Task statement: All of the listing below must be repeated word for word. Pictures are the only thing to omit.

**********

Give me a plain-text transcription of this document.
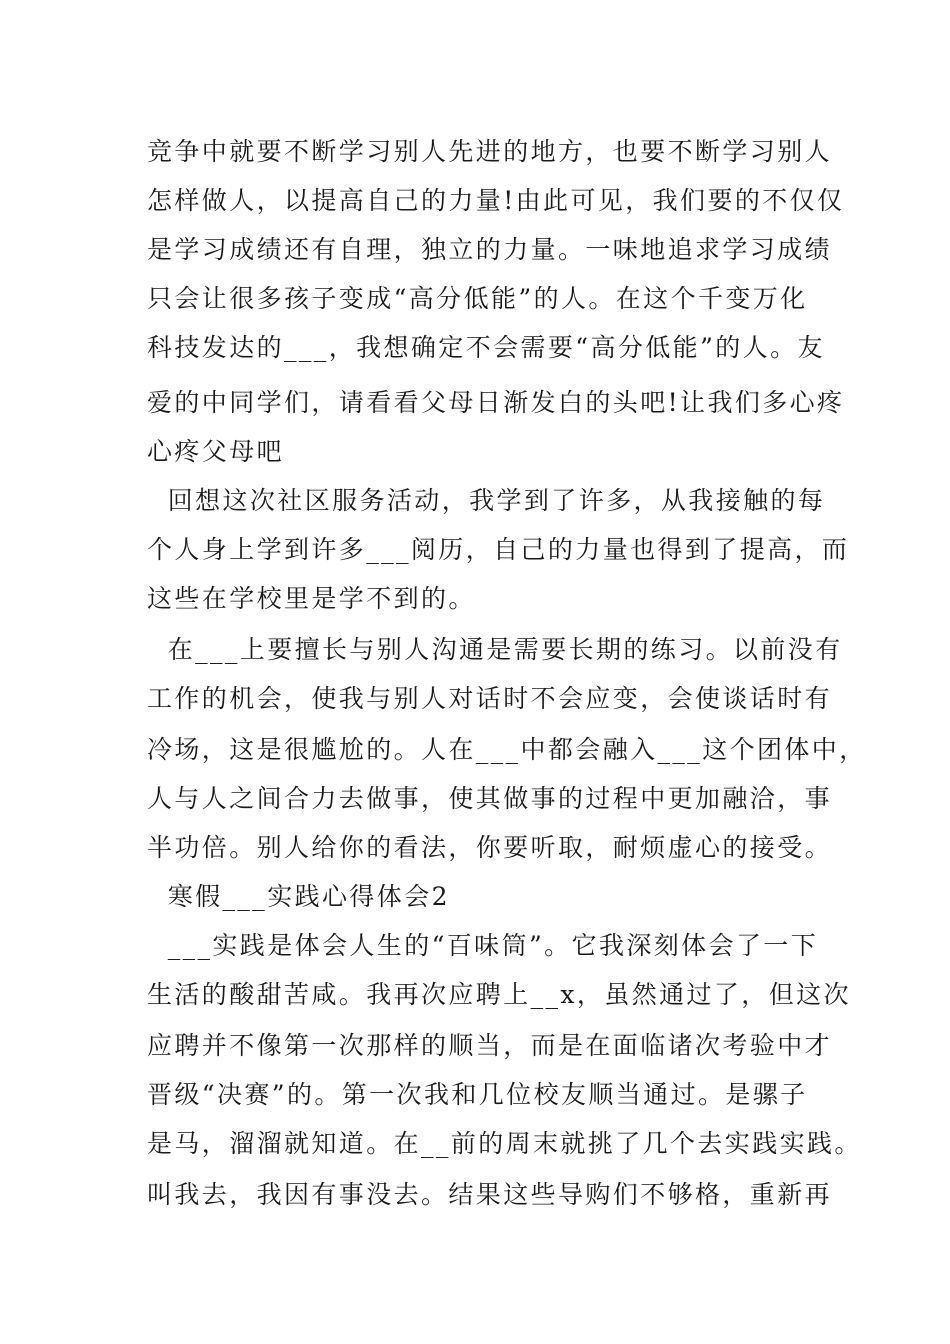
竞争中就要不断学习别人先进的地方，也要不断学习别人
怎样做人，以提高自己的力量!由此可见，我们要的不仅仅
是学习成绩还有自理，独立的力量。一味地追求学习成绩
只会让很多孩子变成“高分低能”的人。在这个千变万化
科技发达的___，我想确定不会需要“高分低能”的人。友
爱的中同学们，请看看父母日渐发白的头吧!让我们多心疼
心疼父母吧
回想这次社区服务活动，我学到了许多，从我接触的每
个人身上学到许多___阅历，自己的力量也得到了提高，而
这些在学校里是学不到的。
在___上要擅长与别人沟通是需要长期的练习。以前没有
工作的机会，使我与别人对话时不会应变，会使谈话时有
冷场，这是很尴尬的。人在___中都会融入___这个团体中，
人与人之间合力去做事，使其做事的过程中更加融洽，事
半功倍。别人给你的看法，你要听取，耐烦虚心的接受。
寒假___实践心得体会2
___实践是体会人生的“百味筒”。它我深刻体会了一下
生活的酸甜苦咸。我再次应聘上__x，虽然通过了，但这次
应聘并不像第一次那样的顺当，而是在面临诸次考验中才
晋级“决赛”的。第一次我和几位校友顺当通过。是骡子
是马，溜溜就知道。在__前的周末就挑了几个去实践实践。
叫我去，我因有事没去。结果这些导购们不够格，重新再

**********

Answer to the exercise:
Give me a plain-text transcription of this document.
竞争中就要不断学习别人先进的地方，也要不断学习别人
怎样做人，以提高自己的力量!由此可见，我们要的不仅仅
是学习成绩还有自理，独立的力量。一味地追求学习成绩
只会让很多孩子变成“高分低能”的人。在这个千变万化
科技发达的___，我想确定不会需要“高分低能”的人。友
爱的中同学们，请看看父母日渐发白的头吧!让我们多心疼
心疼父母吧
回想这次社区服务活动，我学到了许多，从我接触的每
个人身上学到许多___阅历，自己的力量也得到了提高，而
这些在学校里是学不到的。
在___上要擅长与别人沟通是需要长期的练习。以前没有
工作的机会，使我与别人对话时不会应变，会使谈话时有
冷场，这是很尴尬的。人在___中都会融入___这个团体中，
人与人之间合力去做事，使其做事的过程中更加融洽，事
半功倍。别人给你的看法，你要听取，耐烦虚心的接受。
寒假___实践心得体会2
___实践是体会人生的“百味筒”。它我深刻体会了一下
生活的酸甜苦咸。我再次应聘上__x，虽然通过了，但这次
应聘并不像第一次那样的顺当，而是在面临诸次考验中才
晋级“决赛”的。第一次我和几位校友顺当通过。是骡子
是马，溜溜就知道。在__前的周末就挑了几个去实践实践。
叫我去，我因有事没去。结果这些导购们不够格，重新再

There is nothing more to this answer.